» Entries provided
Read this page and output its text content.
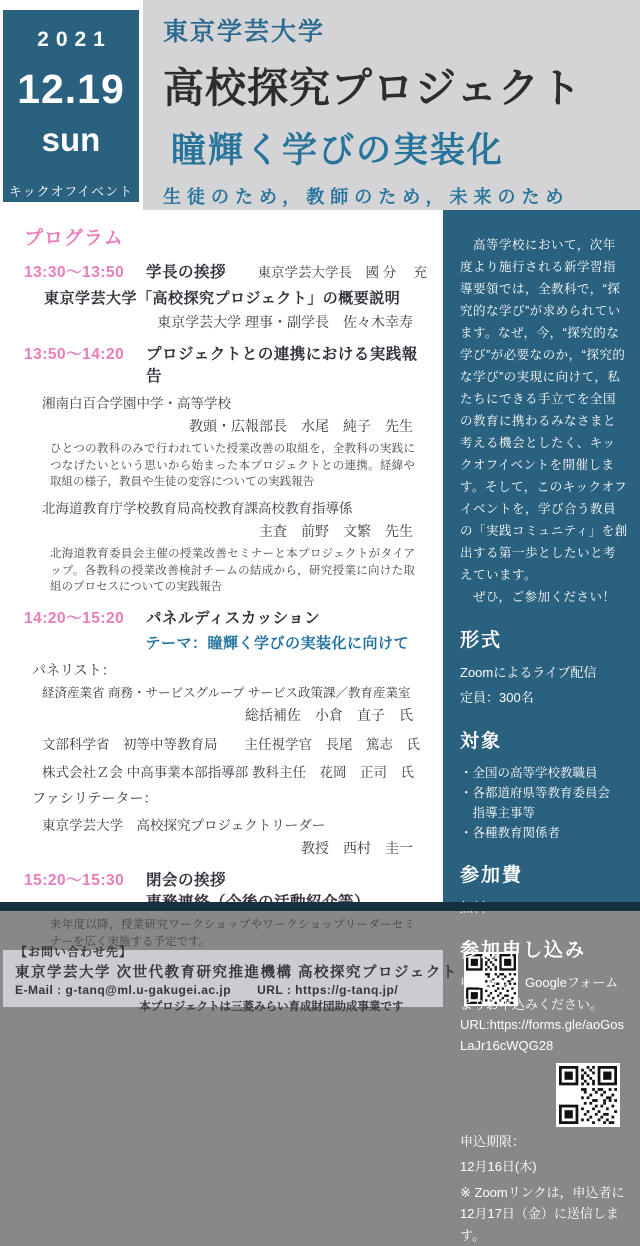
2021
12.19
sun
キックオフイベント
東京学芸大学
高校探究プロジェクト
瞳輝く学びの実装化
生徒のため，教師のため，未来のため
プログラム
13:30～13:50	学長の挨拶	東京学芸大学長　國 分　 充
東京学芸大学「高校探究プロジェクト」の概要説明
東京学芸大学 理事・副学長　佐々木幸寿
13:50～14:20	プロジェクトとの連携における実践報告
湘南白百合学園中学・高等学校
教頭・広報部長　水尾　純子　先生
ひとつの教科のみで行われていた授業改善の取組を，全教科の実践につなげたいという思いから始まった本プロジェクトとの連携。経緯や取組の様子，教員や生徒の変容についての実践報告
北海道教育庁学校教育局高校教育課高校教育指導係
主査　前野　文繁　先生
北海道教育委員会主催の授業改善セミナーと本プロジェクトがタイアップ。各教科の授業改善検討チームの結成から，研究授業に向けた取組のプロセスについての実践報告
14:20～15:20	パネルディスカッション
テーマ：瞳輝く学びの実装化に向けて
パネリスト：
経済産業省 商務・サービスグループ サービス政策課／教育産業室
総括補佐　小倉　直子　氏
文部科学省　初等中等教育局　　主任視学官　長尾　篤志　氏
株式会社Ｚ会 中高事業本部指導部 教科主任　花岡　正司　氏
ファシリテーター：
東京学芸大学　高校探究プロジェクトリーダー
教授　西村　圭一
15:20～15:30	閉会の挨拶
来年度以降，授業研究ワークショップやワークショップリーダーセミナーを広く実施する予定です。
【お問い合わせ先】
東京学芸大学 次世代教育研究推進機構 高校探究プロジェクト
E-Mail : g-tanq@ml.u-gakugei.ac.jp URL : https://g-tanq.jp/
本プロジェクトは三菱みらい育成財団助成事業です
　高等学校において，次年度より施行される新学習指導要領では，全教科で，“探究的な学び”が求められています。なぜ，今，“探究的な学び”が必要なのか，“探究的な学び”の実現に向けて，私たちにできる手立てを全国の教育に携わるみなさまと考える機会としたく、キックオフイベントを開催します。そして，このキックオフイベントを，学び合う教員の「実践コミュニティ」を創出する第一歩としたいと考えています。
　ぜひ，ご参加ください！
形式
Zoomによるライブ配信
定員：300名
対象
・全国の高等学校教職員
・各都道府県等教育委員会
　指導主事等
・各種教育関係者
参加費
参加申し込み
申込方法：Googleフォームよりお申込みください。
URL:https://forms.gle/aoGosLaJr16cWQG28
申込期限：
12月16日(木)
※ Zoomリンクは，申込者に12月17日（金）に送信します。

---

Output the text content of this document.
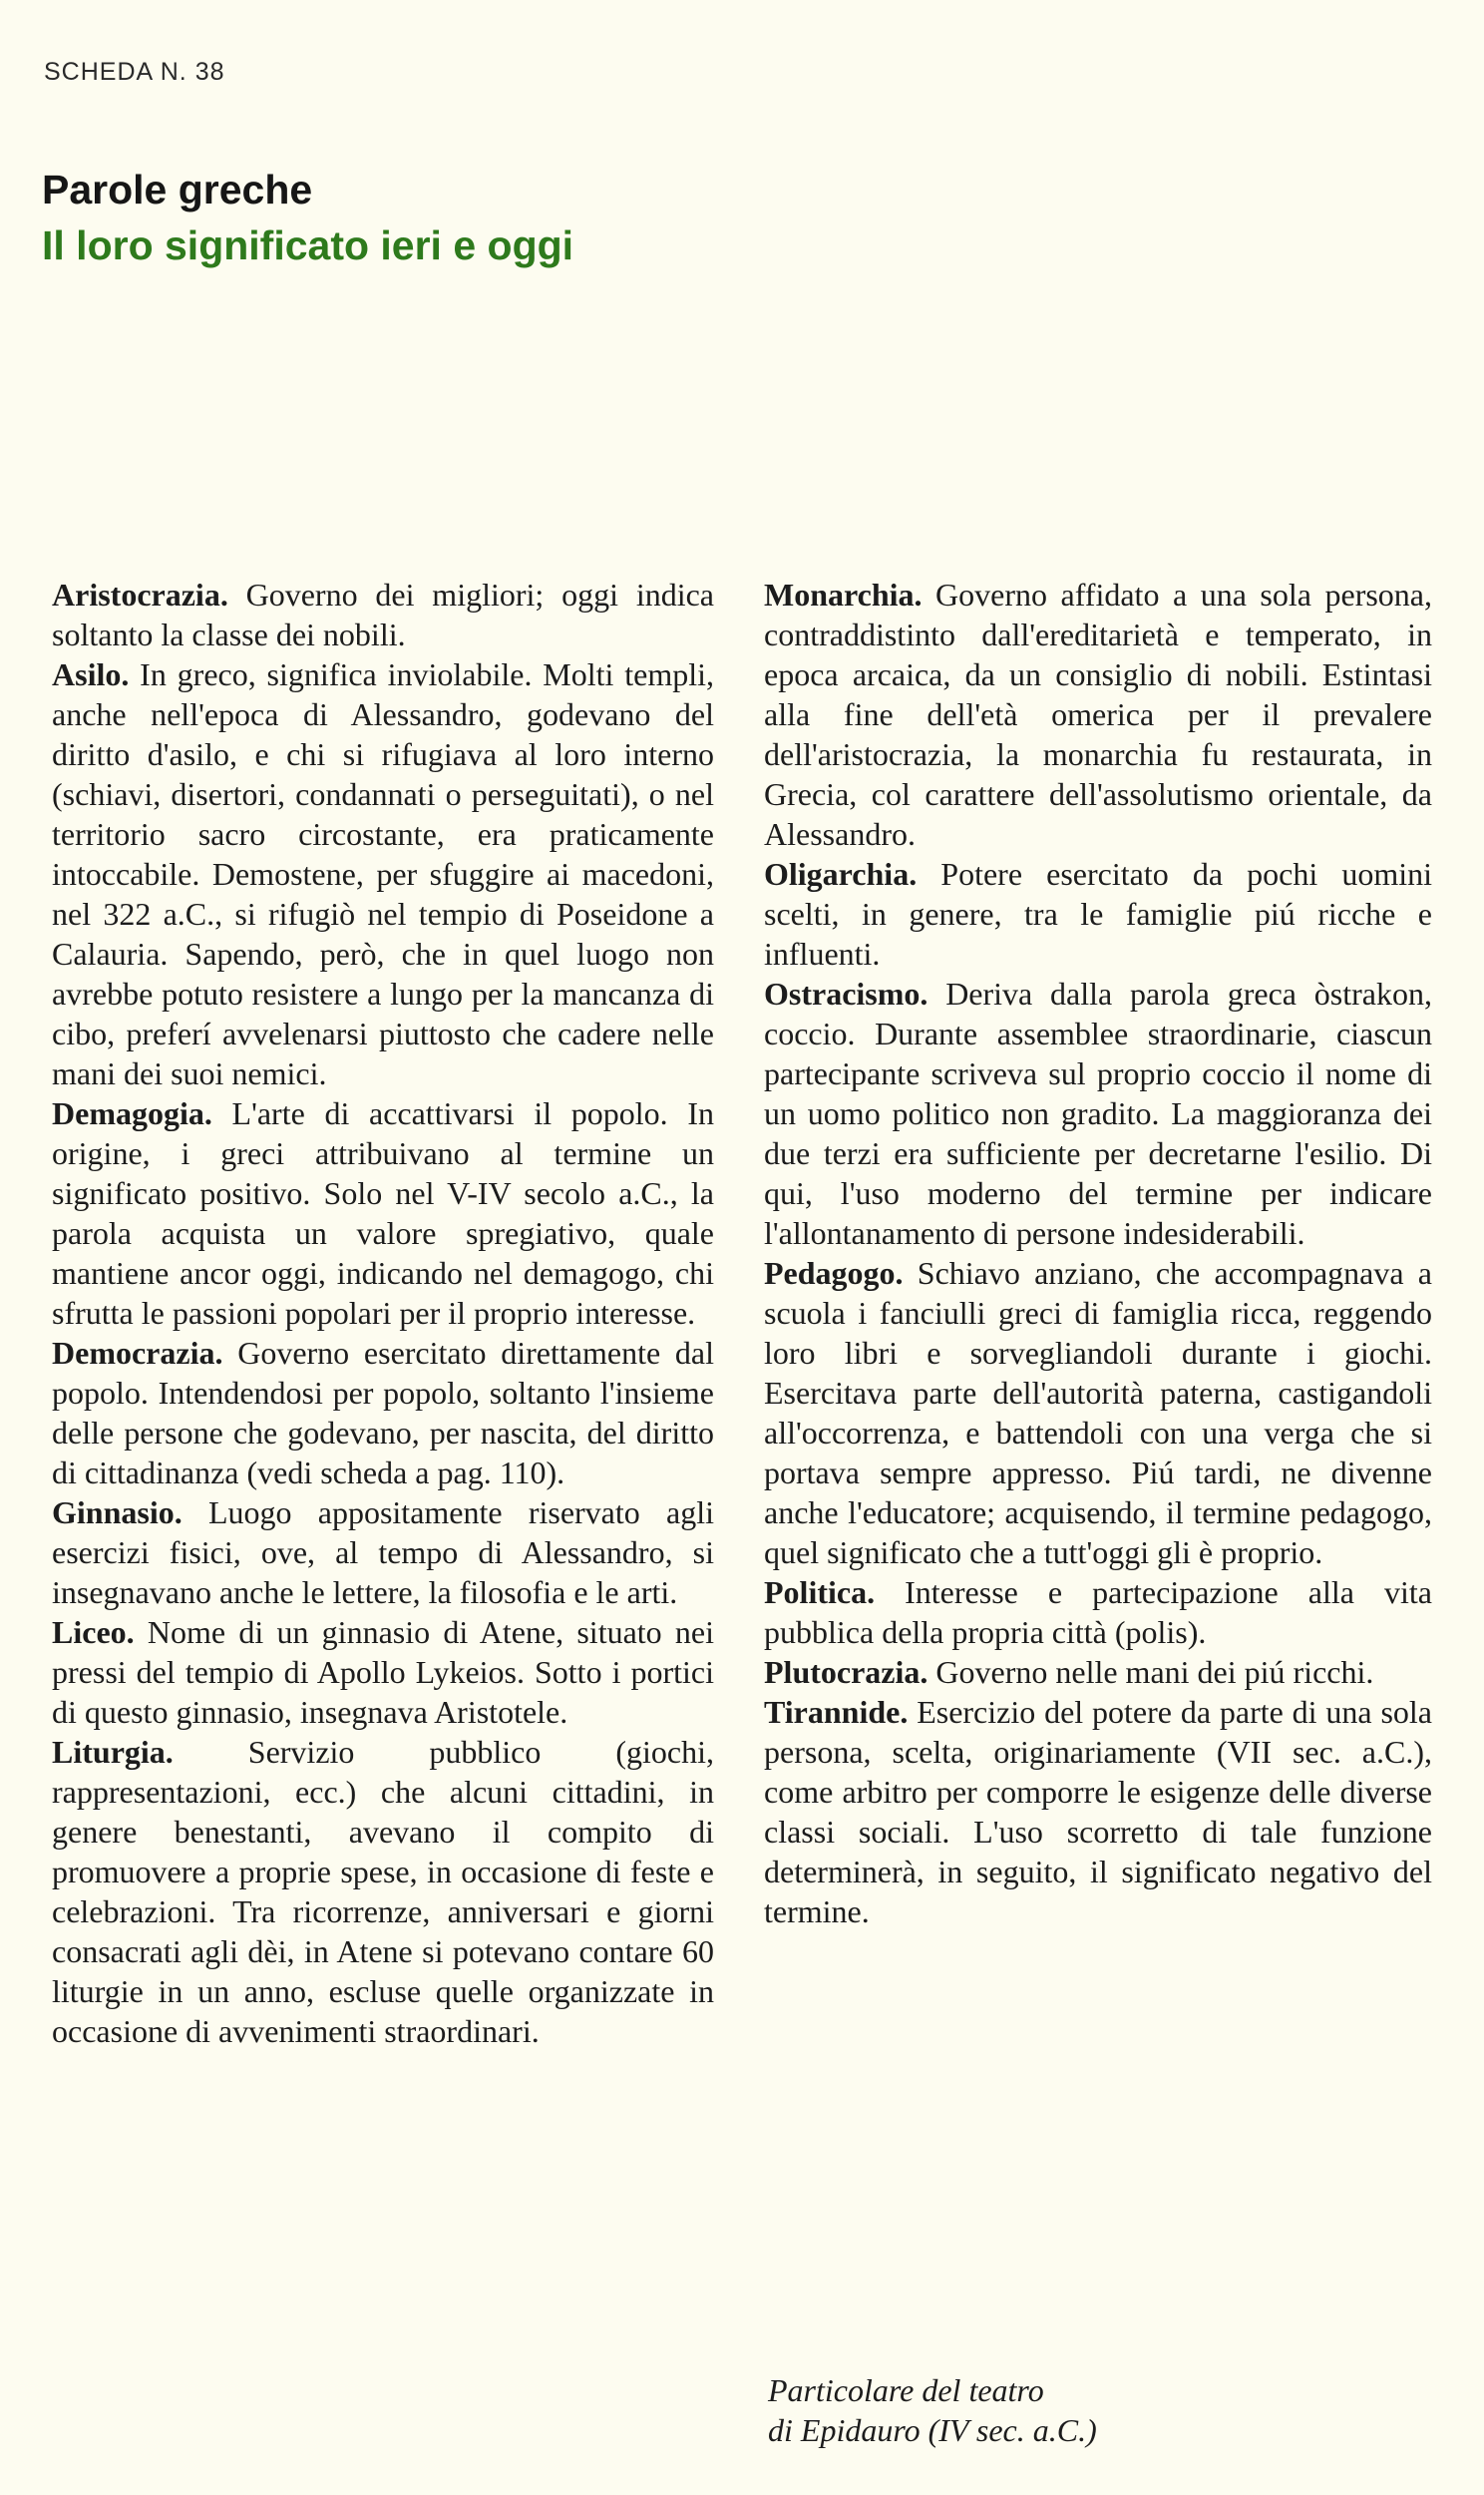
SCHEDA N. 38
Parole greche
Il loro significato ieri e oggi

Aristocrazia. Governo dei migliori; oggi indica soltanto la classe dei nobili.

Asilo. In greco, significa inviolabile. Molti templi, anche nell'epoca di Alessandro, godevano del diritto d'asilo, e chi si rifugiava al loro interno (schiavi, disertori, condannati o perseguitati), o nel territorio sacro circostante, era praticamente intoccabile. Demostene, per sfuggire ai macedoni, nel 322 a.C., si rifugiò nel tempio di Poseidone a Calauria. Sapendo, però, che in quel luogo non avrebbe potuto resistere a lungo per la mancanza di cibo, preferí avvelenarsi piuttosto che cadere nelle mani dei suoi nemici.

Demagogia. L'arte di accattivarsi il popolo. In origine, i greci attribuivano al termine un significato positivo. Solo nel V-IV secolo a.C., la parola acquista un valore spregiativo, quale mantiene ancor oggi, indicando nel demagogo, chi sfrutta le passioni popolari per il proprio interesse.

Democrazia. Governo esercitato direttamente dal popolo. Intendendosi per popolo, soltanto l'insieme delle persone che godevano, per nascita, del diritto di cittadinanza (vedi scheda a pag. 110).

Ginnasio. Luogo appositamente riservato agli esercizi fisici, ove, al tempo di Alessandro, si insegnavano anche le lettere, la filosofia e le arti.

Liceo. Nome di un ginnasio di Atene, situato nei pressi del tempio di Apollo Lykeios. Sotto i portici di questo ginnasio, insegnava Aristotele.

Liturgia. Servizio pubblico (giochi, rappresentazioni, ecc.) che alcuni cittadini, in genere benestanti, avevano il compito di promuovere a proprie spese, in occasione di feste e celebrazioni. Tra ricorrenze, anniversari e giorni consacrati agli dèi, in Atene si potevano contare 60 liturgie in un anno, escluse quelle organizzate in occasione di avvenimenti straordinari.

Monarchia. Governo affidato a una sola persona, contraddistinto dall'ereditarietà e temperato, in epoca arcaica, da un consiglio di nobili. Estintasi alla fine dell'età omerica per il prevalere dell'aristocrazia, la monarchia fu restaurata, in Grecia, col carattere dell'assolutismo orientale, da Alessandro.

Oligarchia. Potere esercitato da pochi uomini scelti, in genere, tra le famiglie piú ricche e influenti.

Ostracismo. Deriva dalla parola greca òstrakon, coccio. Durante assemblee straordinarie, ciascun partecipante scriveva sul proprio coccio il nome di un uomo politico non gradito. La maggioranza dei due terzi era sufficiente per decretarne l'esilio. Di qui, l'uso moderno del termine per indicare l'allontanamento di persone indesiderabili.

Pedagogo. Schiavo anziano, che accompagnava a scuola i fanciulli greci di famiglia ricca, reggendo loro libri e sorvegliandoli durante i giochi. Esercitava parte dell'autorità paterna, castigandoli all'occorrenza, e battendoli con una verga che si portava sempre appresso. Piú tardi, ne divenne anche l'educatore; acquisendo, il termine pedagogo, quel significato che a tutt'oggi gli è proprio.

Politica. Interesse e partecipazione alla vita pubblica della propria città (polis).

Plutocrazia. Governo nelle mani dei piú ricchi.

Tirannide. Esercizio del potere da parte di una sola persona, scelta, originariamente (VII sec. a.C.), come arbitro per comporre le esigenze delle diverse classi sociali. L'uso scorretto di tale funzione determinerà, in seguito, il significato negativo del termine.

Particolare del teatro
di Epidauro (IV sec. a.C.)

» Required work
Within the material above, find the lines that contain the word "persone"; copy them.

» Final answer
Democrazia. Governo esercitato direttamente dal popolo. Intendendosi per popolo, soltanto l'insieme delle persone che godevano, per nascita, del diritto di cittadinanza (vedi scheda a pag. 110).
Ostracismo. Deriva dalla parola greca òstrakon, coccio. Durante assemblee straordinarie, ciascun partecipante scriveva sul proprio coccio il nome di un uomo politico non gradito. La maggioranza dei due terzi era sufficiente per decretarne l'esilio. Di qui, l'uso moderno del termine per indicare l'allontanamento di persone indesiderabili.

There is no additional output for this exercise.